====== Data listing

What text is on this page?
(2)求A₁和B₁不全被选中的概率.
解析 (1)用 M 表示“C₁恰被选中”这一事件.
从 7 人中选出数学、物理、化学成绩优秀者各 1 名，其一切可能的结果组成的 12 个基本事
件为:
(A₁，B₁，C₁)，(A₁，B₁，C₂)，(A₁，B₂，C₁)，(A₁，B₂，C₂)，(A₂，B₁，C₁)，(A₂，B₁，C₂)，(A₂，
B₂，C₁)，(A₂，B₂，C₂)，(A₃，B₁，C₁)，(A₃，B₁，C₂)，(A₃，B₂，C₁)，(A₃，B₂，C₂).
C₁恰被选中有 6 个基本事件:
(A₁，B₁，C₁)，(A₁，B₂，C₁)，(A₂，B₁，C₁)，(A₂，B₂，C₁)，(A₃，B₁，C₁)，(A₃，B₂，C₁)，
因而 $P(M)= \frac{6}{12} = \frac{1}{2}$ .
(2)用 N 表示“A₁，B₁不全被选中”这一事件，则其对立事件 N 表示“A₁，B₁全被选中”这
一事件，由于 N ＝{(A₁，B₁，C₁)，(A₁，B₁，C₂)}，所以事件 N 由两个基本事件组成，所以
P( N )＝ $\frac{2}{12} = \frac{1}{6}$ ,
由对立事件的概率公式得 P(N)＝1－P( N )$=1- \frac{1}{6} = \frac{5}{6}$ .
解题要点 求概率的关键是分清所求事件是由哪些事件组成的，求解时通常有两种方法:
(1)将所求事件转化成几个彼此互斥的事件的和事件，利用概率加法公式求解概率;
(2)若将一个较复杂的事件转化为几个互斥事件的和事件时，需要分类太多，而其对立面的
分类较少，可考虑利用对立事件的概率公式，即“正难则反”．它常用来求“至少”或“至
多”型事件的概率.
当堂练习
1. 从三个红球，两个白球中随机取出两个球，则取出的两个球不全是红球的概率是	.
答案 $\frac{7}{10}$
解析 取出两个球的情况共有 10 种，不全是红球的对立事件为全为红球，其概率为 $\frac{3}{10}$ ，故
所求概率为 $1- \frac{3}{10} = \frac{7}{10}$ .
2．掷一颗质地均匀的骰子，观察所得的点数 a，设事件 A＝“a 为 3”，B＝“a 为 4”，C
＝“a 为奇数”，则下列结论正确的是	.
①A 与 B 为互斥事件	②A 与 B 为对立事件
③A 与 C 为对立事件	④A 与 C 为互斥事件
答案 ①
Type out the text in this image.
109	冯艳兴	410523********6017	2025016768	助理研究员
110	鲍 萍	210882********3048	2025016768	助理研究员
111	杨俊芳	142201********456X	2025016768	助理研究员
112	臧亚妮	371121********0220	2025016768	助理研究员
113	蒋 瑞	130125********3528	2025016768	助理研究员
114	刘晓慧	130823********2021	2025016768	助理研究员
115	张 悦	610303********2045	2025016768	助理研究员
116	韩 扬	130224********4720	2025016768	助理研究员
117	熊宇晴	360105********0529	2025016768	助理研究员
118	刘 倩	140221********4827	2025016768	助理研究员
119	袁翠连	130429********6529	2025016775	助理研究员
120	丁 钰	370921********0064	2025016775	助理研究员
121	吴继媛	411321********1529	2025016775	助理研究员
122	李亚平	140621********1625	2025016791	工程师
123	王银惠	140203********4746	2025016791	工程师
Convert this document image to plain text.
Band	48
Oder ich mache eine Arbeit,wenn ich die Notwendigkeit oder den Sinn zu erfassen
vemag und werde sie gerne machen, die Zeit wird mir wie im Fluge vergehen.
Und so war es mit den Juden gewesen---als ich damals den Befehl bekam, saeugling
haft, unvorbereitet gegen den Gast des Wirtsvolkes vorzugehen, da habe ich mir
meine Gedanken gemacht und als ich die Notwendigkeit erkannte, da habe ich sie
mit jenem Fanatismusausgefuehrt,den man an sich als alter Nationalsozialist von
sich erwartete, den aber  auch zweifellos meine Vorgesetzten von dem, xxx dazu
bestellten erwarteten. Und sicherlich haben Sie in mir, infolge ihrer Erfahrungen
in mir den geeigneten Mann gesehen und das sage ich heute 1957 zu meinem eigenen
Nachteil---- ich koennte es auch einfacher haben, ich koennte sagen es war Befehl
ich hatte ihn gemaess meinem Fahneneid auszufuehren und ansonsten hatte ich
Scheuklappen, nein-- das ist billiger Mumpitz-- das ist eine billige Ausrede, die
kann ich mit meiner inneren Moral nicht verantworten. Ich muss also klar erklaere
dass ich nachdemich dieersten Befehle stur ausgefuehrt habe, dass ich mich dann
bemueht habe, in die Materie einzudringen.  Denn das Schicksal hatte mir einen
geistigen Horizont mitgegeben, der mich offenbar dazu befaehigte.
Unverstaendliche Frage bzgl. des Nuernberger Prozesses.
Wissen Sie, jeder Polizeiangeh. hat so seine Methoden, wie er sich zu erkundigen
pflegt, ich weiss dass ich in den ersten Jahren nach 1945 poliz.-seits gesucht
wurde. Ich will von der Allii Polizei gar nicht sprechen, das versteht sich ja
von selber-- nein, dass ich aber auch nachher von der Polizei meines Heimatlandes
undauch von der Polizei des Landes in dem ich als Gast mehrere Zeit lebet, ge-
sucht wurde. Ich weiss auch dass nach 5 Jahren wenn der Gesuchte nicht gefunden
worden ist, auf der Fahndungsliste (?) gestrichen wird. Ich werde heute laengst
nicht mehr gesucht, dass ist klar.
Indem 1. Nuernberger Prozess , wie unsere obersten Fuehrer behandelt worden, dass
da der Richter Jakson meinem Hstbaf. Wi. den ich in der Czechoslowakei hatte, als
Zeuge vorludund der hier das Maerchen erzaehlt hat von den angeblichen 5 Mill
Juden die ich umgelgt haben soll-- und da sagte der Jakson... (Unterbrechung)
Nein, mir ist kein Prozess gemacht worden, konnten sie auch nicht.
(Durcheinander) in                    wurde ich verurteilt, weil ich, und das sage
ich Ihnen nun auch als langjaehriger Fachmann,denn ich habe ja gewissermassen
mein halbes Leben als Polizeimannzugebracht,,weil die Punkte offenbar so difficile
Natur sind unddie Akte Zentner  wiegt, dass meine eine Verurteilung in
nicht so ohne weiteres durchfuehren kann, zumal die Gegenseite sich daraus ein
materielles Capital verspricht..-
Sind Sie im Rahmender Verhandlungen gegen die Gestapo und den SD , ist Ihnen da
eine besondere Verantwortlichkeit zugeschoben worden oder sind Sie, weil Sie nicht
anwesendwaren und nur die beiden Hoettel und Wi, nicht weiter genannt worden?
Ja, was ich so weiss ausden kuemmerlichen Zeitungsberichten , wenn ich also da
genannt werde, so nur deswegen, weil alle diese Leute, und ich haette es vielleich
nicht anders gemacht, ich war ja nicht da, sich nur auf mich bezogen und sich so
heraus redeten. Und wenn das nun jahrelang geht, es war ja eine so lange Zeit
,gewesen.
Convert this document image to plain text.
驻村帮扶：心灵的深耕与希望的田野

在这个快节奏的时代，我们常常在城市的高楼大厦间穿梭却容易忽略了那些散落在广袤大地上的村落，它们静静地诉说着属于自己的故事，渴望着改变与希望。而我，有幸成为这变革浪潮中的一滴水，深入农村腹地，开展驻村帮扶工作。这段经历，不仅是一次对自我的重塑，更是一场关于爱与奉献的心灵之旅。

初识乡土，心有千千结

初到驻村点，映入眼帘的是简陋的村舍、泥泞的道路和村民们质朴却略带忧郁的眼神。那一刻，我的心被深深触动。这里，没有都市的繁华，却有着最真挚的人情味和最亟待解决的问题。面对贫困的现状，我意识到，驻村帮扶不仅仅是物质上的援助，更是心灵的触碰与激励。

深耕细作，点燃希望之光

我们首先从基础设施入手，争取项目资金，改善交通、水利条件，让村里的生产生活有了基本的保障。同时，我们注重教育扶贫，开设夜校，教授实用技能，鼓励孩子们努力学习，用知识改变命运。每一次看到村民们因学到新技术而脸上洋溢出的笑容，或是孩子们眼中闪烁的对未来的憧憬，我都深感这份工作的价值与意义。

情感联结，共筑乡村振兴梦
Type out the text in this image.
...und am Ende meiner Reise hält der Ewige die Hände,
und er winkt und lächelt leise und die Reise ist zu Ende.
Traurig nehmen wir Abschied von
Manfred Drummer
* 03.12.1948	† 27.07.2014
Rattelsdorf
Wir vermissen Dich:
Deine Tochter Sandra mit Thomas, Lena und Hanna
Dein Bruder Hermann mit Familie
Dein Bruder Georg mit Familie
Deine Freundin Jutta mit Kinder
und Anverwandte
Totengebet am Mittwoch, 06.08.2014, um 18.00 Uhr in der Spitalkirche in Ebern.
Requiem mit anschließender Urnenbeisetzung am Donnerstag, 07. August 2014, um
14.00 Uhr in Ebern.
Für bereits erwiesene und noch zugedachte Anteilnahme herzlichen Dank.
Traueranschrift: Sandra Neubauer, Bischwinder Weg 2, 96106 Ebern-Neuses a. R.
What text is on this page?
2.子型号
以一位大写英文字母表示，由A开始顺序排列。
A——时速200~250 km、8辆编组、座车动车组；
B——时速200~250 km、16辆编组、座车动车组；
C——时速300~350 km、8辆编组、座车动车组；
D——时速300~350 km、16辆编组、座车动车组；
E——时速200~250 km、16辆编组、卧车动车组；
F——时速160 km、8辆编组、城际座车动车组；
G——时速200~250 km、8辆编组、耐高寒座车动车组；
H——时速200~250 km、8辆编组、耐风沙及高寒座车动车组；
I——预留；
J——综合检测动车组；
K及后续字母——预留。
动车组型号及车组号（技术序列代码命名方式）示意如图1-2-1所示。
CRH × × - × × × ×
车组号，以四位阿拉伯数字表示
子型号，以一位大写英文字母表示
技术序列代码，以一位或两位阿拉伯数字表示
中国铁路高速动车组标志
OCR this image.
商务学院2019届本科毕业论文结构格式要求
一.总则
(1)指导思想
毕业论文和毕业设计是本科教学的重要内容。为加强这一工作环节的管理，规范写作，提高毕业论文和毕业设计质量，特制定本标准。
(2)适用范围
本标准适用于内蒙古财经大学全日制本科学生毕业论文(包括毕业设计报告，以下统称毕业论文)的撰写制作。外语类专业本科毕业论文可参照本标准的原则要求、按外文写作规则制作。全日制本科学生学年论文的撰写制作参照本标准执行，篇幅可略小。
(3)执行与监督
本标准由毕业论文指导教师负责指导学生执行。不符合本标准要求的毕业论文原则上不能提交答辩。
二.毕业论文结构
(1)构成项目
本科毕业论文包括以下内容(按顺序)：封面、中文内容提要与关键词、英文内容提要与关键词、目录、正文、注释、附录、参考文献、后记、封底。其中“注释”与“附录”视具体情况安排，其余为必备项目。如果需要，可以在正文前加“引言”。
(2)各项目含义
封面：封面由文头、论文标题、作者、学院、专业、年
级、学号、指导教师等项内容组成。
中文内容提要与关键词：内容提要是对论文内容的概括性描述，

============

Requirement - Check every line of the data above for the string "hatte", and copy those that have it.

Exercise output -
ich hatte ihn gemaess meinem Fahneneid auszufuehren und ansonsten hatte ich
bemueht habe, in die Materie einzudringen.  Denn das Schicksal hatte mir einen
da der Richter Jakson meinem Hstbaf. Wi. den ich in der Czechoslowakei hatte, als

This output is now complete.